Stored data entries
================

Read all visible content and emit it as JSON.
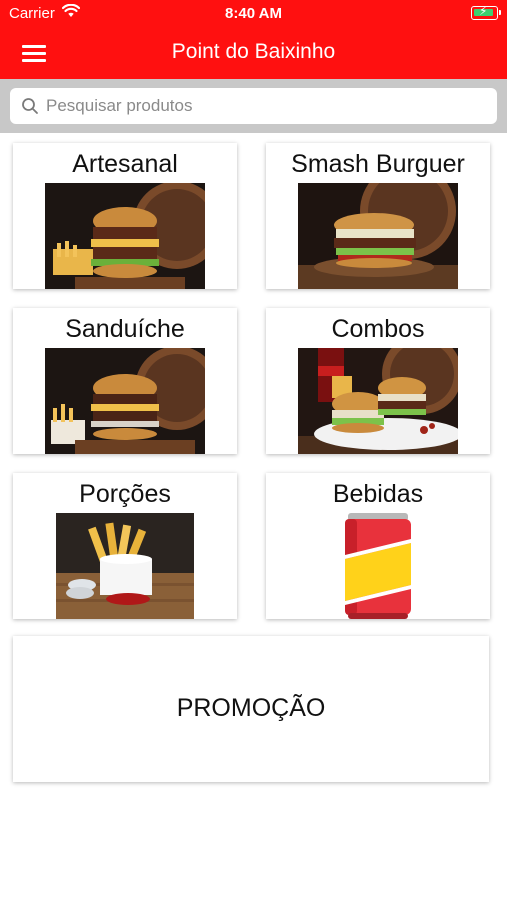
{
  "status_bar": {
    "carrier": "Carrier",
    "time": "8:40 AM"
  },
  "header": {
    "title": "Point do Baixinho",
    "menu_icon": "hamburger-menu-icon"
  },
  "search": {
    "placeholder": "Pesquisar produtos",
    "value": ""
  },
  "categories": [
    {
      "label": "Artesanal",
      "image": "burger-photo"
    },
    {
      "label": "Smash Burguer",
      "image": "smash-burger-photo"
    },
    {
      "label": "Sanduíche",
      "image": "sandwich-photo"
    },
    {
      "label": "Combos",
      "image": "combo-photo"
    },
    {
      "label": "Porções",
      "image": "fries-photo"
    },
    {
      "label": "Bebidas",
      "image": "soda-can-illustration"
    }
  ],
  "promo": {
    "label": "PROMOÇÃO"
  },
  "colors": {
    "brand_red": "#ff1010",
    "search_bg": "#c8c8c8"
  }
}
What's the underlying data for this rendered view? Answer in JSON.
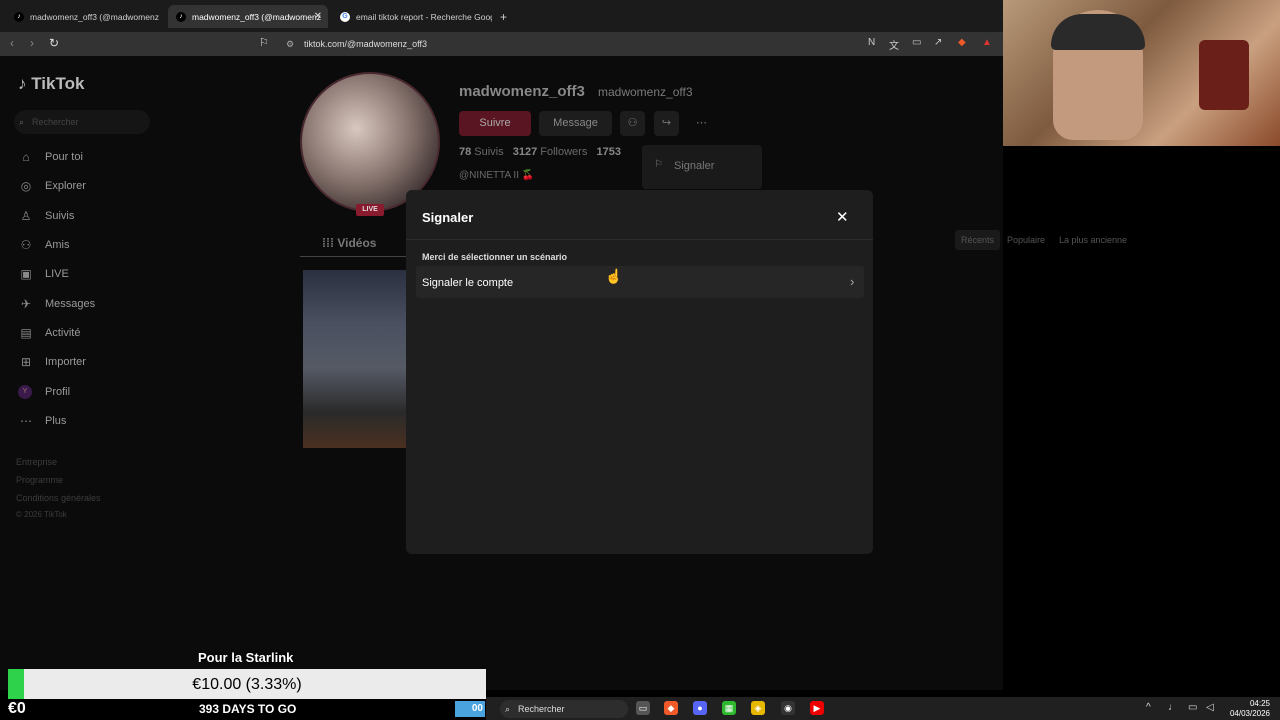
{
  "browser": {
    "tabs": [
      {
        "title": "madwomenz_off3 (@madwomenz",
        "active": false
      },
      {
        "title": "madwomenz_off3 (@madwomenz",
        "active": true
      },
      {
        "title": "email tiktok report - Recherche Goog",
        "active": false
      }
    ],
    "new_tab": "+",
    "url": "tiktok.com/@madwomenz_off3"
  },
  "sidebar": {
    "logo": "TikTok",
    "search_placeholder": "Rechercher",
    "items": [
      {
        "label": "Pour toi",
        "icon": "home-icon"
      },
      {
        "label": "Explorer",
        "icon": "compass-icon"
      },
      {
        "label": "Suivis",
        "icon": "user-follow-icon"
      },
      {
        "label": "Amis",
        "icon": "friends-icon"
      },
      {
        "label": "LIVE",
        "icon": "live-icon"
      },
      {
        "label": "Messages",
        "icon": "message-icon"
      },
      {
        "label": "Activité",
        "icon": "activity-icon"
      },
      {
        "label": "Importer",
        "icon": "upload-icon"
      },
      {
        "label": "Profil",
        "icon": "profile-avatar-icon"
      },
      {
        "label": "Plus",
        "icon": "more-icon"
      }
    ],
    "footer": [
      "Entreprise",
      "Programme",
      "Conditions générales",
      "© 2026 TikTok"
    ]
  },
  "profile": {
    "username": "madwomenz_off3",
    "handle": "madwomenz_off3",
    "follow_label": "Suivre",
    "message_label": "Message",
    "following_count": "78",
    "following_label": "Suivis",
    "followers_count": "3127",
    "followers_label": "Followers",
    "likes_count": "1753",
    "bio": "@NINETTA II 🍒",
    "live_badge": "LIVE",
    "dropdown_report": "Signaler",
    "videos_tab": "Vidéos",
    "sort": [
      "Récents",
      "Populaire",
      "La plus ancienne"
    ]
  },
  "modal": {
    "title": "Signaler",
    "close": "✕",
    "prompt": "Merci de sélectionner un scénario",
    "option": "Signaler le compte"
  },
  "overlay": {
    "title": "Pour la Starlink",
    "amount": "€10.00 (3.33%)",
    "progress_fraction": 0.0333,
    "raised": "€0",
    "days": "393 DAYS TO GO",
    "bar_color": "#2ed34b"
  },
  "taskbar": {
    "search": "Rechercher",
    "widget": "00",
    "time": "04:25",
    "date": "04/03/2026"
  }
}
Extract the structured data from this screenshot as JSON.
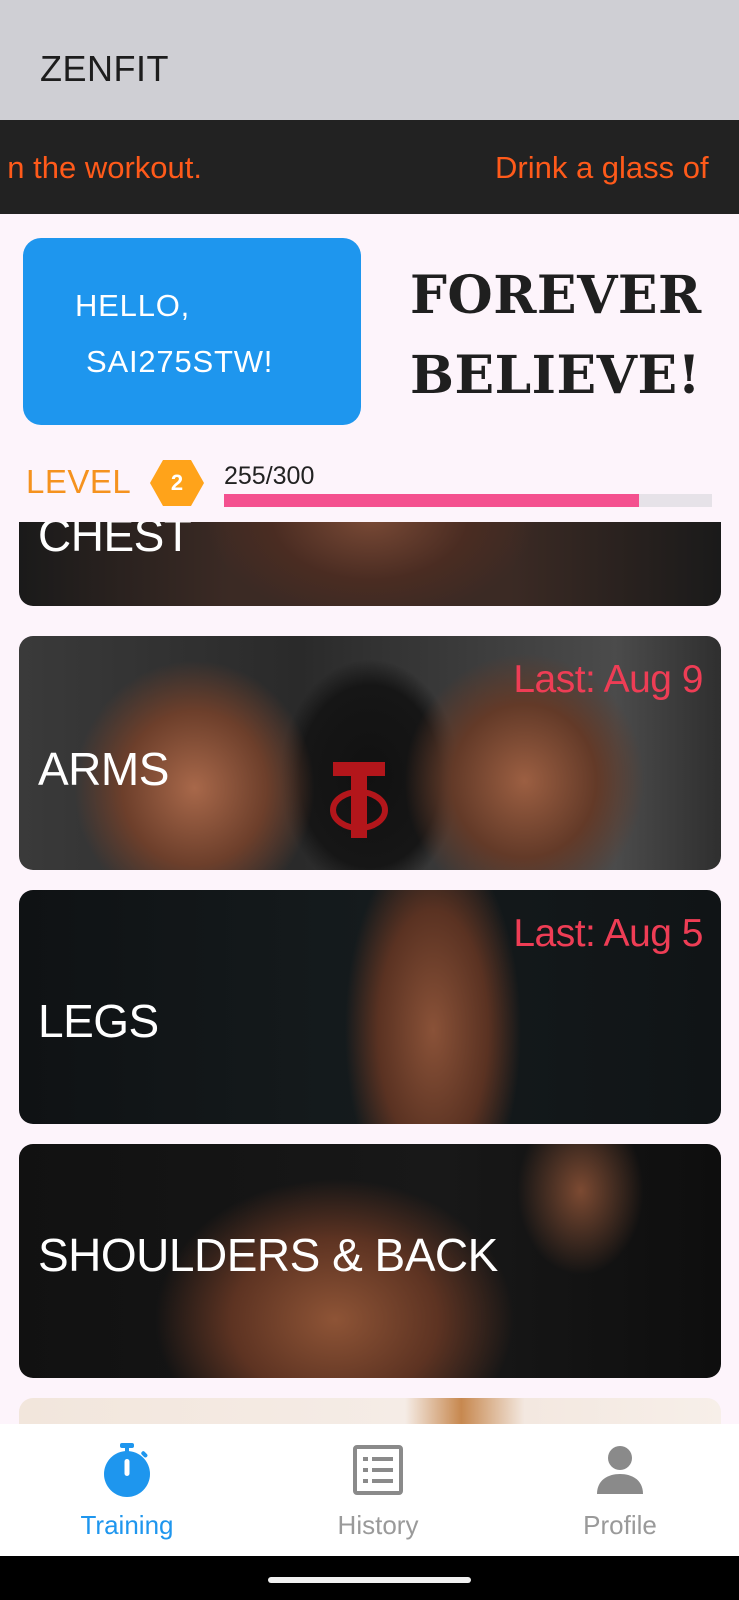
{
  "app_title": "ZENFIT",
  "ticker": {
    "tips": [
      "n the workout.",
      "Drink a glass of"
    ],
    "color": "#ff5a1a"
  },
  "greeting": {
    "line1": "HELLO,",
    "line2": "SAI275STW!",
    "card_color": "#1e96ee"
  },
  "motto": "FOREVER BELIEVE!",
  "level": {
    "label": "LEVEL",
    "number": "2",
    "xp_text": "255/300",
    "progress_fraction": 0.85,
    "badge_color": "#ffa31a",
    "bar_color": "#f4508f"
  },
  "workouts": [
    {
      "name": "CHEST",
      "last": "",
      "image_icon": "chest-photo"
    },
    {
      "name": "ARMS",
      "last": "Last: Aug 9",
      "image_icon": "arms-photo"
    },
    {
      "name": "LEGS",
      "last": "Last: Aug 5",
      "image_icon": "legs-photo"
    },
    {
      "name": "SHOULDERS & BACK",
      "last": "",
      "image_icon": "shoulders-back-photo"
    },
    {
      "name": "",
      "last": "",
      "image_icon": "next-workout-photo"
    }
  ],
  "nav": {
    "items": [
      {
        "label": "Training",
        "icon": "stopwatch-icon",
        "active": true
      },
      {
        "label": "History",
        "icon": "list-icon",
        "active": false
      },
      {
        "label": "Profile",
        "icon": "person-icon",
        "active": false
      }
    ],
    "active_color": "#1e96ee",
    "inactive_color": "#9a9a9a"
  }
}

================

**Directions:**
Print the listing above in full, exactly as written. Omit any pictures.

**Correct output:**
Read all visible content and emit it as JSON.
{
  "status_bar": {
    "carrier": "Carrier",
    "time": "8:40 AM"
  },
  "header": {
    "title": "Point do Baixinho",
    "menu_icon": "hamburger-menu-icon"
  },
  "search": {
    "placeholder": "Pesquisar produtos",
    "value": ""
  },
  "categories": [
    {
      "label": "Artesanal",
      "image": "burger-photo"
    },
    {
      "label": "Smash Burguer",
      "image": "smash-burger-photo"
    },
    {
      "label": "Sanduíche",
      "image": "sandwich-photo"
    },
    {
      "label": "Combos",
      "image": "combo-photo"
    },
    {
      "label": "Porções",
      "image": "fries-photo"
    },
    {
      "label": "Bebidas",
      "image": "soda-can-illustration"
    }
  ],
  "promo": {
    "label": "PROMOÇÃO"
  },
  "colors": {
    "brand_red": "#ff1010",
    "search_bg": "#c8c8c8"
  }
}
What's the underlying data for this rendered view? Answer in JSON.
{
  "browser": {
    "tabs": [
      {
        "title": "madwomenz_off3 (@madwomenz",
        "active": false
      },
      {
        "title": "madwomenz_off3 (@madwomenz",
        "active": true
      },
      {
        "title": "email tiktok report - Recherche Goog",
        "active": false
      }
    ],
    "new_tab": "+",
    "url": "tiktok.com/@madwomenz_off3"
  },
  "sidebar": {
    "logo": "TikTok",
    "search_placeholder": "Rechercher",
    "items": [
      {
        "label": "Pour toi",
        "icon": "home-icon"
      },
      {
        "label": "Explorer",
        "icon": "compass-icon"
      },
      {
        "label": "Suivis",
        "icon": "user-follow-icon"
      },
      {
        "label": "Amis",
        "icon": "friends-icon"
      },
      {
        "label": "LIVE",
        "icon": "live-icon"
      },
      {
        "label": "Messages",
        "icon": "message-icon"
      },
      {
        "label": "Activité",
        "icon": "activity-icon"
      },
      {
        "label": "Importer",
        "icon": "upload-icon"
      },
      {
        "label": "Profil",
        "icon": "profile-avatar-icon"
      },
      {
        "label": "Plus",
        "icon": "more-icon"
      }
    ],
    "footer": [
      "Entreprise",
      "Programme",
      "Conditions générales",
      "© 2026 TikTok"
    ]
  },
  "profile": {
    "username": "madwomenz_off3",
    "handle": "madwomenz_off3",
    "follow_label": "Suivre",
    "message_label": "Message",
    "following_count": "78",
    "following_label": "Suivis",
    "followers_count": "3127",
    "followers_label": "Followers",
    "likes_count": "1753",
    "bio": "@NINETTA II 🍒",
    "live_badge": "LIVE",
    "dropdown_report": "Signaler",
    "videos_tab": "Vidéos",
    "sort": [
      "Récents",
      "Populaire",
      "La plus ancienne"
    ]
  },
  "modal": {
    "title": "Signaler",
    "close": "✕",
    "prompt": "Merci de sélectionner un scénario",
    "option": "Signaler le compte"
  },
  "overlay": {
    "title": "Pour la Starlink",
    "amount": "€10.00 (3.33%)",
    "progress_fraction": 0.0333,
    "raised": "€0",
    "days": "393 DAYS TO GO",
    "bar_color": "#2ed34b"
  },
  "taskbar": {
    "search": "Rechercher",
    "widget": "00",
    "time": "04:25",
    "date": "04/03/2026"
  }
}
Extract the structured data from this screenshot as JSON.
{
  "app_title": "ZENFIT",
  "ticker": {
    "tips": [
      "n the workout.",
      "Drink a glass of"
    ],
    "color": "#ff5a1a"
  },
  "greeting": {
    "line1": "HELLO,",
    "line2": "SAI275STW!",
    "card_color": "#1e96ee"
  },
  "motto": "FOREVER BELIEVE!",
  "level": {
    "label": "LEVEL",
    "number": "2",
    "xp_text": "255/300",
    "progress_fraction": 0.85,
    "badge_color": "#ffa31a",
    "bar_color": "#f4508f"
  },
  "workouts": [
    {
      "name": "CHEST",
      "last": "",
      "image_icon": "chest-photo"
    },
    {
      "name": "ARMS",
      "last": "Last: Aug 9",
      "image_icon": "arms-photo"
    },
    {
      "name": "LEGS",
      "last": "Last: Aug 5",
      "image_icon": "legs-photo"
    },
    {
      "name": "SHOULDERS & BACK",
      "last": "",
      "image_icon": "shoulders-back-photo"
    },
    {
      "name": "",
      "last": "",
      "image_icon": "next-workout-photo"
    }
  ],
  "nav": {
    "items": [
      {
        "label": "Training",
        "icon": "stopwatch-icon",
        "active": true
      },
      {
        "label": "History",
        "icon": "list-icon",
        "active": false
      },
      {
        "label": "Profile",
        "icon": "person-icon",
        "active": false
      }
    ],
    "active_color": "#1e96ee",
    "inactive_color": "#9a9a9a"
  }
}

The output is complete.